_WORK TO DO_
Reproduce every entry in the listing without alteration.

_MATERIAL FOR THIS TASK_
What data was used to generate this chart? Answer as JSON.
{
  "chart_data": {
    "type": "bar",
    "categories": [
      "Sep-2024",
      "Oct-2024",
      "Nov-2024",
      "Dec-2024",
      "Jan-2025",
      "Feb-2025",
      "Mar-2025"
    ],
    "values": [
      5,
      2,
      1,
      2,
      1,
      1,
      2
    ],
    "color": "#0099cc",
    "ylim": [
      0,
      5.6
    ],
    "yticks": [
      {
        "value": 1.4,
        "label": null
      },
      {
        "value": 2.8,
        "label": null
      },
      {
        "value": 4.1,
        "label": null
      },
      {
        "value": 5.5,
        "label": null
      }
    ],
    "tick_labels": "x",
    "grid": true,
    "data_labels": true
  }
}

_OUTPUT FOR THIS EXERCISE_
What data was used to generate this chart? Answer as JSON.
{
  "chart_data": {
    "type": "bar",
    "categories": [
      "Sep-2024",
      "Oct-2024",
      "Nov-2024",
      "Dec-2024",
      "Jan-2025",
      "Feb-2025",
      "Mar-2025"
    ],
    "values": [
      5,
      2,
      1,
      2,
      1,
      1,
      2
    ],
    "color": "#0099cc",
    "ylim": [
      0,
      5.6
    ],
    "yticks": [
      {
        "value": 1.4,
        "label": null
      },
      {
        "value": 2.8,
        "label": null
      },
      {
        "value": 4.1,
        "label": null
      },
      {
        "value": 5.5,
        "label": null
      }
    ],
    "tick_labels": "x",
    "grid": true,
    "data_labels": true
  }
}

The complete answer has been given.